___ MATERIALS PROVIDED

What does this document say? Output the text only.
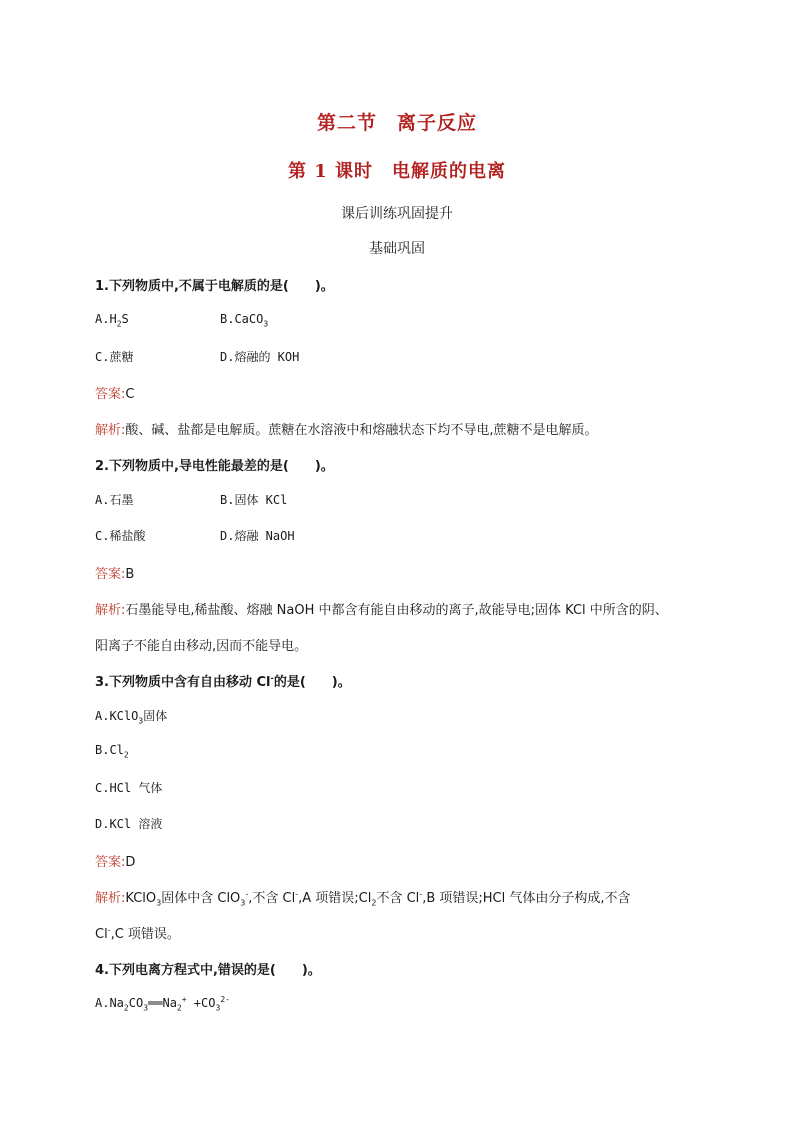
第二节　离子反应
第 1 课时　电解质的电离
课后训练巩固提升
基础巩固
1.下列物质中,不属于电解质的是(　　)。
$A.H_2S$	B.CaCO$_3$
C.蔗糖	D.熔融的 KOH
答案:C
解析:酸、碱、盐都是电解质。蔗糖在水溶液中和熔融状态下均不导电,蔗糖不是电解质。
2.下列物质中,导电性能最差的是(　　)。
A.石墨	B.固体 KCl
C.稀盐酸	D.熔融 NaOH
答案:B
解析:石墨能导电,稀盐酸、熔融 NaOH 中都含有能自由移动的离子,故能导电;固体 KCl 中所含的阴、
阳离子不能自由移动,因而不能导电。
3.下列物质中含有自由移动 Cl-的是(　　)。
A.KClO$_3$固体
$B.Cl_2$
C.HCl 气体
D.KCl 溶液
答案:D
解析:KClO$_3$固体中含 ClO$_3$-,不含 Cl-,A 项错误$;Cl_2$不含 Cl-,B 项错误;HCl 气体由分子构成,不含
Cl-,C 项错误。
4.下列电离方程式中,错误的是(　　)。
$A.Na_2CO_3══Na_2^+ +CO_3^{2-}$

______
___ MATERIALS PROVIDED

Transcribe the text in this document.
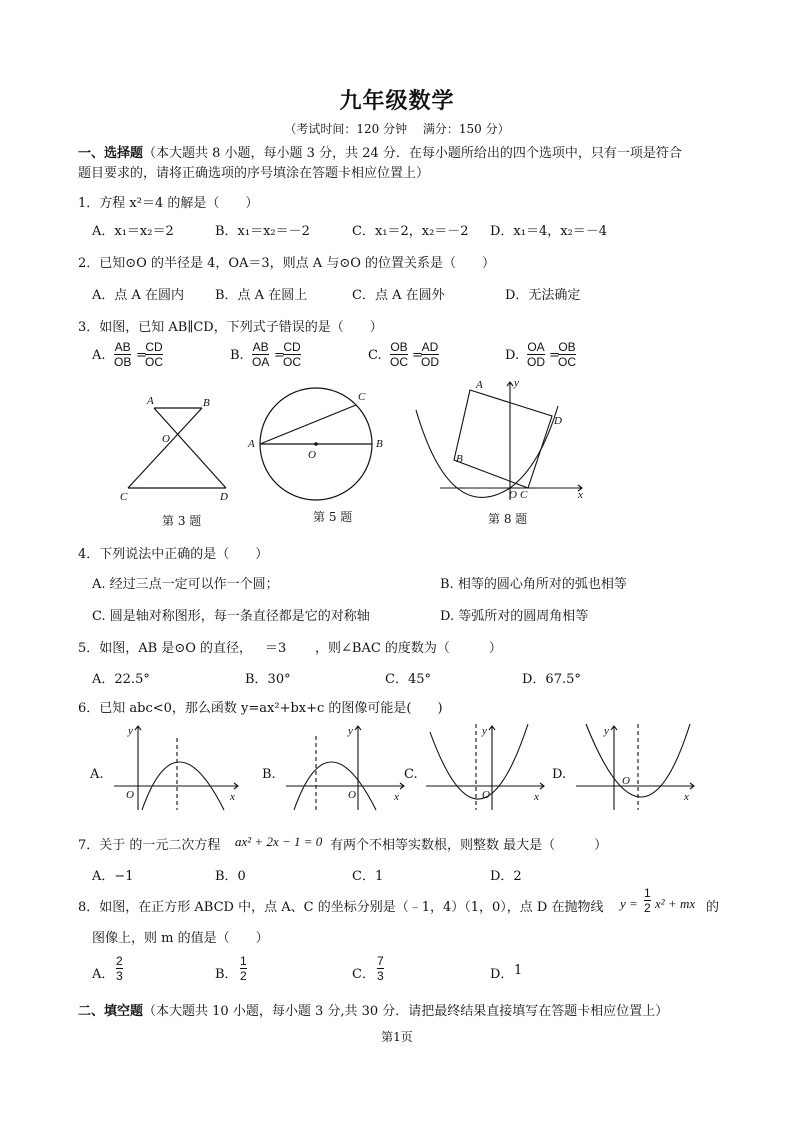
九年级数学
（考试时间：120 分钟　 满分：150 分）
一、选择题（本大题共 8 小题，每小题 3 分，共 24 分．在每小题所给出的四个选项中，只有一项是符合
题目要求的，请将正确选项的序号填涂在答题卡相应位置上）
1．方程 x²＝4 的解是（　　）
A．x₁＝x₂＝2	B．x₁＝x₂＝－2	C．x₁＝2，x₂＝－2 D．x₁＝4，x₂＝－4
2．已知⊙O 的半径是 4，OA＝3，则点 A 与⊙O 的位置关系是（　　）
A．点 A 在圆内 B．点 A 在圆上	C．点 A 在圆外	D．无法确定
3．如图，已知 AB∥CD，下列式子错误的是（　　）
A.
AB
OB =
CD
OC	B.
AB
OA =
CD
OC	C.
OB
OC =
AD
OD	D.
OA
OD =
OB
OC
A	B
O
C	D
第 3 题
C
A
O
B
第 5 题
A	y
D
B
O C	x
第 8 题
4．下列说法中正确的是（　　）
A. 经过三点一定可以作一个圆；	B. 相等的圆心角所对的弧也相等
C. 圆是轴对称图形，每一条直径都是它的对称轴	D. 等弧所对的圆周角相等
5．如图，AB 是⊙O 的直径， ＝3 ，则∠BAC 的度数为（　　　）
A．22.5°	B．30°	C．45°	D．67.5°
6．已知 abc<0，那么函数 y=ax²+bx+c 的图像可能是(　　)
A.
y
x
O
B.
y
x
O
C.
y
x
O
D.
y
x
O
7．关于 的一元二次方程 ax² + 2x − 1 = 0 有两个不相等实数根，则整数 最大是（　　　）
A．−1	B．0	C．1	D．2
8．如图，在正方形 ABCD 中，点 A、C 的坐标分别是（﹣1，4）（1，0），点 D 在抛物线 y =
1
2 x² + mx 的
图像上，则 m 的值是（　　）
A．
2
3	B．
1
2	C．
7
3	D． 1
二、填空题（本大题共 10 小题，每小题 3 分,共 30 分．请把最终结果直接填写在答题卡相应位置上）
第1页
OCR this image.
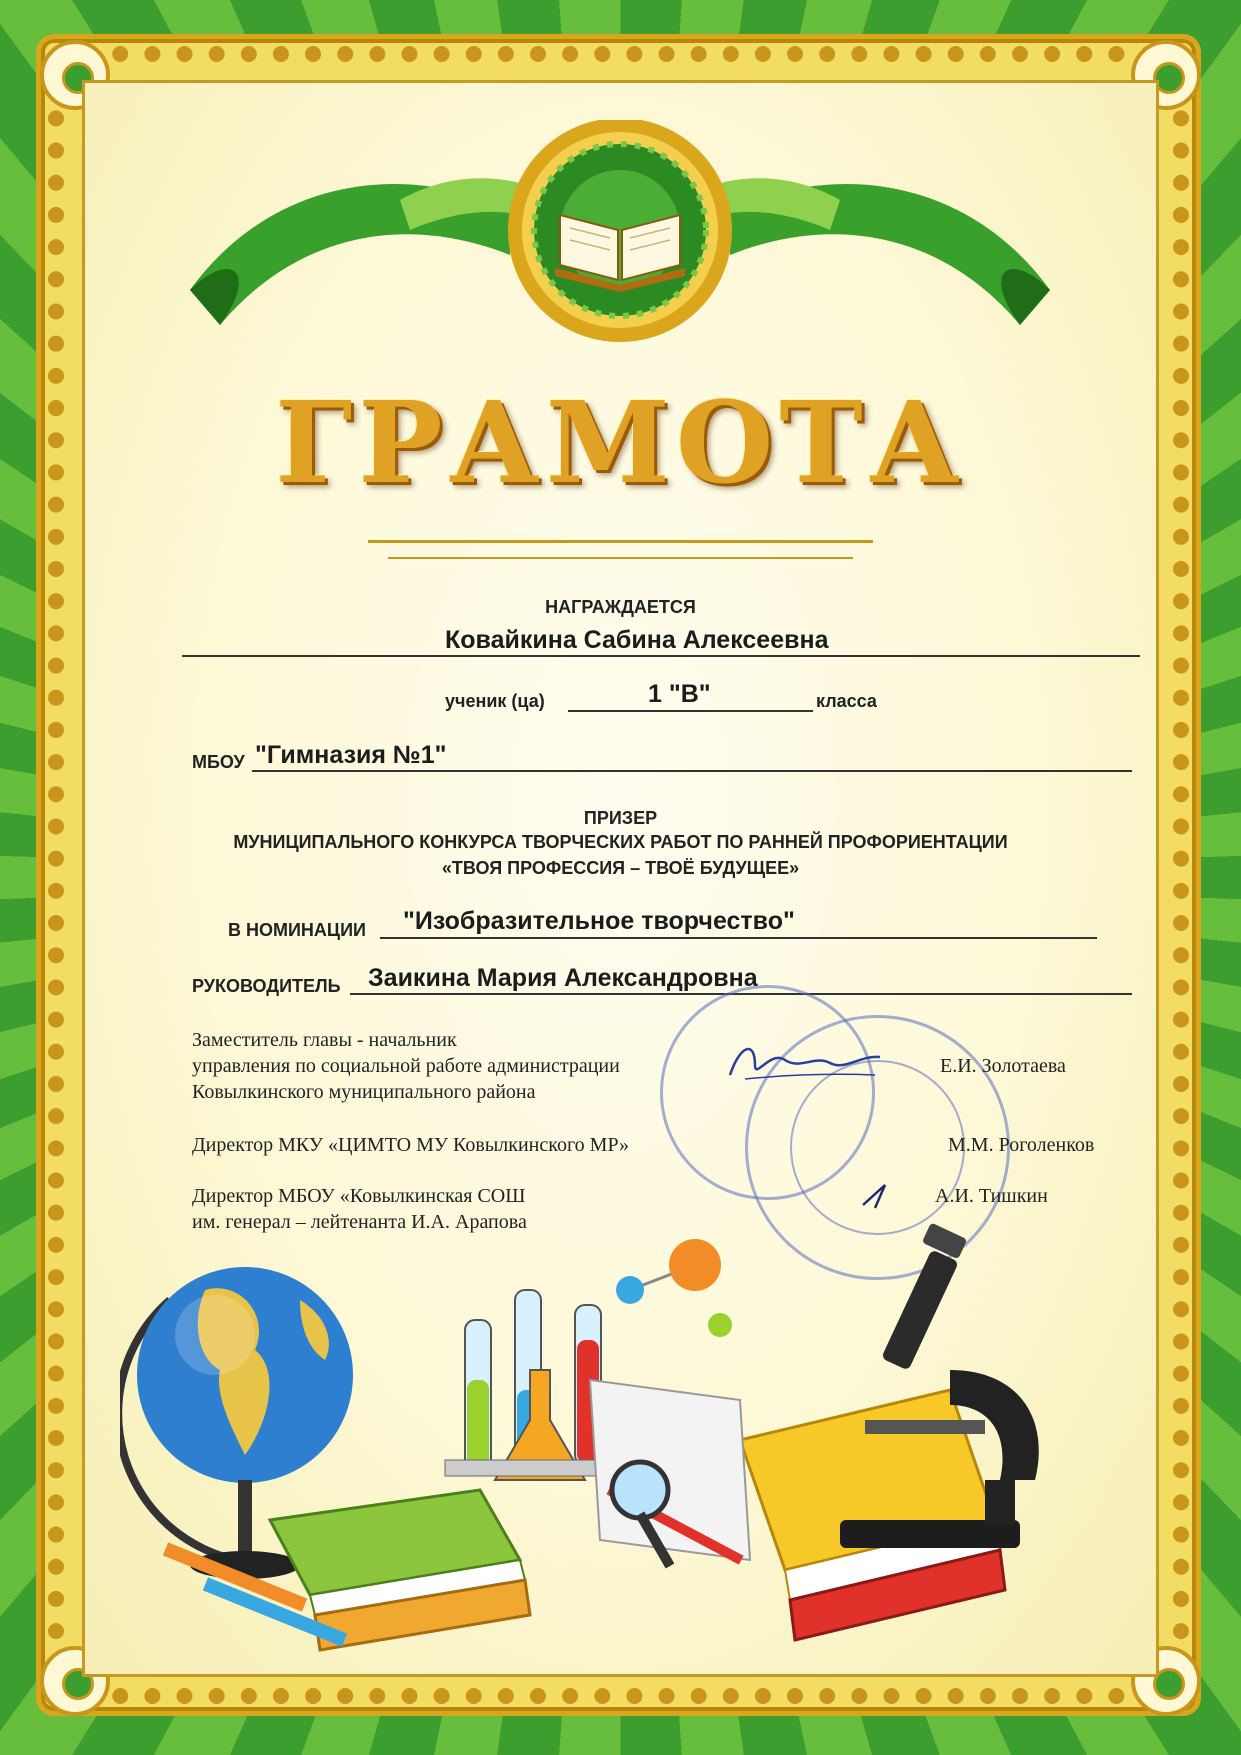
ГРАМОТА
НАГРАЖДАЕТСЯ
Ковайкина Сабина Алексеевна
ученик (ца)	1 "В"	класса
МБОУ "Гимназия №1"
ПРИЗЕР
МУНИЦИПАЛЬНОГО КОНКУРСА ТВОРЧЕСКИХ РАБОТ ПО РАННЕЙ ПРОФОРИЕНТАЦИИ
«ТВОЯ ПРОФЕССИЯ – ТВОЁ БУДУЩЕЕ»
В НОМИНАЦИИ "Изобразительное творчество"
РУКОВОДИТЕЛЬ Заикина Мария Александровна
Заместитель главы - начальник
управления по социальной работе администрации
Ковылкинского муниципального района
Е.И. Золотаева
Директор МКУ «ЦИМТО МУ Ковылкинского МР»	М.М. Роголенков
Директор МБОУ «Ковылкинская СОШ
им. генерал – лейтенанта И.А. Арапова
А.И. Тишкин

______

* [EXERCISE BRIEF]:
Keep only those lines of the records that hold "Директор", and return them.

* [CORRECT RESULT]:
Директор МКУ «ЦИМТО МУ Ковылкинского МР»	М.М. Роголенков
Директор МБОУ «Ковылкинская СОШ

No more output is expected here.